What is being asked -
Go through the listing and copy every line word for word.

Records shown -
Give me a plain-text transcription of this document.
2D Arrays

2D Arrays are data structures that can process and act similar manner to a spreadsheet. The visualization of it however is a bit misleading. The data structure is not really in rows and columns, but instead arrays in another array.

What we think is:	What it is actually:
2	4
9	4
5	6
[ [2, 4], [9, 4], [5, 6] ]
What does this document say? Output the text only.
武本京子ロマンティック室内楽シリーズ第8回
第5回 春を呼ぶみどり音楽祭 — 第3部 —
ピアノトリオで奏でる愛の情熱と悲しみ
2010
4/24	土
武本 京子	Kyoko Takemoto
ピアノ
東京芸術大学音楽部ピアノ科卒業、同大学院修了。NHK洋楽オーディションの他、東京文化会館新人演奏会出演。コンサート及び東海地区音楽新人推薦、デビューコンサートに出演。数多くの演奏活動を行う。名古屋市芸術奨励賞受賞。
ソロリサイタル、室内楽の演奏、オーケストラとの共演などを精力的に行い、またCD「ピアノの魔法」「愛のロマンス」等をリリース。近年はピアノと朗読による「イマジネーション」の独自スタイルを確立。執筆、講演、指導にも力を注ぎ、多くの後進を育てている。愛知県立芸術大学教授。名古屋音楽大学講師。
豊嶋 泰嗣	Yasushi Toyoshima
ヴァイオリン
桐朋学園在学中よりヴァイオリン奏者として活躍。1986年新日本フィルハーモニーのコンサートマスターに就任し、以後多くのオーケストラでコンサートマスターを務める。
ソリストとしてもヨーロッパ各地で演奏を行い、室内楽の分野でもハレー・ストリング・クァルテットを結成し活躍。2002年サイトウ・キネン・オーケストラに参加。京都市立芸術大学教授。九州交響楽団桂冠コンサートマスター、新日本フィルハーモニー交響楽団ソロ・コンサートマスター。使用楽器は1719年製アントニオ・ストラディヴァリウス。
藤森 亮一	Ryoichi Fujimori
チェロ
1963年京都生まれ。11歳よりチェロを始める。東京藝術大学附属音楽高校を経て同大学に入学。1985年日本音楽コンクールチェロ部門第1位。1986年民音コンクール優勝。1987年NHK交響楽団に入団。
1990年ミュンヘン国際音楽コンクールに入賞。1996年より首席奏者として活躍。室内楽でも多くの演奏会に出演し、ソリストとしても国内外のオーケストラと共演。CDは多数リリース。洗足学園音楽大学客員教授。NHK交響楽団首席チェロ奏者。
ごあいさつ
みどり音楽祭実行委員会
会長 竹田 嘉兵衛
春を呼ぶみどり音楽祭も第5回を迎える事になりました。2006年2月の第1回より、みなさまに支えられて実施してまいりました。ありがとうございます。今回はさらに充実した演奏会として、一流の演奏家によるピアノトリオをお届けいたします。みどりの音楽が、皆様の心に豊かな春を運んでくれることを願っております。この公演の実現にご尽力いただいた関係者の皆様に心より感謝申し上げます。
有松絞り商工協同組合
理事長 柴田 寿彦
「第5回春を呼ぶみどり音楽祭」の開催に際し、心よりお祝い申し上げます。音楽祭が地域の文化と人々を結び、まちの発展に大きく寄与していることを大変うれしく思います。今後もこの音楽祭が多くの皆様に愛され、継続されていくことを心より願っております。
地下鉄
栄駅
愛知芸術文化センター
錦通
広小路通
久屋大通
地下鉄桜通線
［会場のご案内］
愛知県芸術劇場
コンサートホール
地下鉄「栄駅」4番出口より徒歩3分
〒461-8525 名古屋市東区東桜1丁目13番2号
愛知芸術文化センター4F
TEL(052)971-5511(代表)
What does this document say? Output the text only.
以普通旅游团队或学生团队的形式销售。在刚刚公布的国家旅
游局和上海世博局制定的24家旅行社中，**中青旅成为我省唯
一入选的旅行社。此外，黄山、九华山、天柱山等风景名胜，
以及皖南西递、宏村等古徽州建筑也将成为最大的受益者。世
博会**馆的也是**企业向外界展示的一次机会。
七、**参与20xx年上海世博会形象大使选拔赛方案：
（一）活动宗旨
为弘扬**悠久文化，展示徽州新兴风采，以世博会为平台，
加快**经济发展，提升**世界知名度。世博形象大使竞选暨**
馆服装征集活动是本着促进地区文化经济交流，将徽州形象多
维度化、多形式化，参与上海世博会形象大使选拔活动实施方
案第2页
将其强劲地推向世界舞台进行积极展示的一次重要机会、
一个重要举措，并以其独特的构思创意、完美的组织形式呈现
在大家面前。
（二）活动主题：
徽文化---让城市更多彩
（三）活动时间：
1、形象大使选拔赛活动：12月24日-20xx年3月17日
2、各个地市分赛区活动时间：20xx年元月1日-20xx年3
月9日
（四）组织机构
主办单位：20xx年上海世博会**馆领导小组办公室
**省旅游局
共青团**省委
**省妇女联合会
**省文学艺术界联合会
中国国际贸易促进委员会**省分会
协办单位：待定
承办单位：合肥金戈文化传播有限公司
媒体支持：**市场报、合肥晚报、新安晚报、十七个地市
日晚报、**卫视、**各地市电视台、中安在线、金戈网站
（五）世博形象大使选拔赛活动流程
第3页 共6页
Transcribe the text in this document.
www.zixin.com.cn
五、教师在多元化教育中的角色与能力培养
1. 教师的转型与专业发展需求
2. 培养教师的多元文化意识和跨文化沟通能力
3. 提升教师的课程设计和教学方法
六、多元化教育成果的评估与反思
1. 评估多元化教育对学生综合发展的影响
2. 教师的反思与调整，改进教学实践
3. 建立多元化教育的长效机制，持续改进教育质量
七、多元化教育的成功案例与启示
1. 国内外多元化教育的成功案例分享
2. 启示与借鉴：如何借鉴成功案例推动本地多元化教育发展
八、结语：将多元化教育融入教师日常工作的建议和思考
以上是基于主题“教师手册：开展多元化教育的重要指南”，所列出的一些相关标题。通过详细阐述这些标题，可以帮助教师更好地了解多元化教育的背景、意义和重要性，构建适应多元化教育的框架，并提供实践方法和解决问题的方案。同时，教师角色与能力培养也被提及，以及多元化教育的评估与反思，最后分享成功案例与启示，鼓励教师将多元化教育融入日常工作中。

Answer for this exercise -
Give me a plain-text transcription of this document.
2D Arrays

2D Arrays are data structures that can process and act similar manner to a spreadsheet. The visualization of it however is a bit misleading. The data structure is not really in rows and columns, but instead arrays in another array.

What we think is:	What it is actually:
2	4
9	4
5	6
[ [2, 4], [9, 4], [5, 6] ]
What does this document say? Output the text only.
武本京子ロマンティック室内楽シリーズ第8回
第5回 春を呼ぶみどり音楽祭 — 第3部 —
ピアノトリオで奏でる愛の情熱と悲しみ
2010
4/24	土
武本 京子	Kyoko Takemoto
ピアノ
東京芸術大学音楽部ピアノ科卒業、同大学院修了。NHK洋楽オーディションの他、東京文化会館新人演奏会出演。コンサート及び東海地区音楽新人推薦、デビューコンサートに出演。数多くの演奏活動を行う。名古屋市芸術奨励賞受賞。
ソロリサイタル、室内楽の演奏、オーケストラとの共演などを精力的に行い、またCD「ピアノの魔法」「愛のロマンス」等をリリース。近年はピアノと朗読による「イマジネーション」の独自スタイルを確立。執筆、講演、指導にも力を注ぎ、多くの後進を育てている。愛知県立芸術大学教授。名古屋音楽大学講師。
豊嶋 泰嗣	Yasushi Toyoshima
ヴァイオリン
桐朋学園在学中よりヴァイオリン奏者として活躍。1986年新日本フィルハーモニーのコンサートマスターに就任し、以後多くのオーケストラでコンサートマスターを務める。
ソリストとしてもヨーロッパ各地で演奏を行い、室内楽の分野でもハレー・ストリング・クァルテットを結成し活躍。2002年サイトウ・キネン・オーケストラに参加。京都市立芸術大学教授。九州交響楽団桂冠コンサートマスター、新日本フィルハーモニー交響楽団ソロ・コンサートマスター。使用楽器は1719年製アントニオ・ストラディヴァリウス。
藤森 亮一	Ryoichi Fujimori
チェロ
1963年京都生まれ。11歳よりチェロを始める。東京藝術大学附属音楽高校を経て同大学に入学。1985年日本音楽コンクールチェロ部門第1位。1986年民音コンクール優勝。1987年NHK交響楽団に入団。
1990年ミュンヘン国際音楽コンクールに入賞。1996年より首席奏者として活躍。室内楽でも多くの演奏会に出演し、ソリストとしても国内外のオーケストラと共演。CDは多数リリース。洗足学園音楽大学客員教授。NHK交響楽団首席チェロ奏者。
ごあいさつ
みどり音楽祭実行委員会
会長 竹田 嘉兵衛
春を呼ぶみどり音楽祭も第5回を迎える事になりました。2006年2月の第1回より、みなさまに支えられて実施してまいりました。ありがとうございます。今回はさらに充実した演奏会として、一流の演奏家によるピアノトリオをお届けいたします。みどりの音楽が、皆様の心に豊かな春を運んでくれることを願っております。この公演の実現にご尽力いただいた関係者の皆様に心より感謝申し上げます。
有松絞り商工協同組合
理事長 柴田 寿彦
「第5回春を呼ぶみどり音楽祭」の開催に際し、心よりお祝い申し上げます。音楽祭が地域の文化と人々を結び、まちの発展に大きく寄与していることを大変うれしく思います。今後もこの音楽祭が多くの皆様に愛され、継続されていくことを心より願っております。
地下鉄
栄駅
愛知芸術文化センター
錦通
広小路通
久屋大通
地下鉄桜通線
［会場のご案内］
愛知県芸術劇場
コンサートホール
地下鉄「栄駅」4番出口より徒歩3分
〒461-8525 名古屋市東区東桜1丁目13番2号
愛知芸術文化センター4F
TEL(052)971-5511(代表)
What does this document say? Output the text only.
以普通旅游团队或学生团队的形式销售。在刚刚公布的国家旅
游局和上海世博局制定的24家旅行社中，**中青旅成为我省唯
一入选的旅行社。此外，黄山、九华山、天柱山等风景名胜，
以及皖南西递、宏村等古徽州建筑也将成为最大的受益者。世
博会**馆的也是**企业向外界展示的一次机会。
七、**参与20xx年上海世博会形象大使选拔赛方案：
（一）活动宗旨
为弘扬**悠久文化，展示徽州新兴风采，以世博会为平台，
加快**经济发展，提升**世界知名度。世博形象大使竞选暨**
馆服装征集活动是本着促进地区文化经济交流，将徽州形象多
维度化、多形式化，参与上海世博会形象大使选拔活动实施方
案第2页
将其强劲地推向世界舞台进行积极展示的一次重要机会、
一个重要举措，并以其独特的构思创意、完美的组织形式呈现
在大家面前。
（二）活动主题：
徽文化---让城市更多彩
（三）活动时间：
1、形象大使选拔赛活动：12月24日-20xx年3月17日
2、各个地市分赛区活动时间：20xx年元月1日-20xx年3
月9日
（四）组织机构
主办单位：20xx年上海世博会**馆领导小组办公室
**省旅游局
共青团**省委
**省妇女联合会
**省文学艺术界联合会
中国国际贸易促进委员会**省分会
协办单位：待定
承办单位：合肥金戈文化传播有限公司
媒体支持：**市场报、合肥晚报、新安晚报、十七个地市
日晚报、**卫视、**各地市电视台、中安在线、金戈网站
（五）世博形象大使选拔赛活动流程
第3页 共6页
Transcribe the text in this document.
www.zixin.com.cn
五、教师在多元化教育中的角色与能力培养
1. 教师的转型与专业发展需求
2. 培养教师的多元文化意识和跨文化沟通能力
3. 提升教师的课程设计和教学方法
六、多元化教育成果的评估与反思
1. 评估多元化教育对学生综合发展的影响
2. 教师的反思与调整，改进教学实践
3. 建立多元化教育的长效机制，持续改进教育质量
七、多元化教育的成功案例与启示
1. 国内外多元化教育的成功案例分享
2. 启示与借鉴：如何借鉴成功案例推动本地多元化教育发展
八、结语：将多元化教育融入教师日常工作的建议和思考
以上是基于主题“教师手册：开展多元化教育的重要指南”，所列出的一些相关标题。通过详细阐述这些标题，可以帮助教师更好地了解多元化教育的背景、意义和重要性，构建适应多元化教育的框架，并提供实践方法和解决问题的方案。同时，教师角色与能力培养也被提及，以及多元化教育的评估与反思，最后分享成功案例与启示，鼓励教师将多元化教育融入日常工作中。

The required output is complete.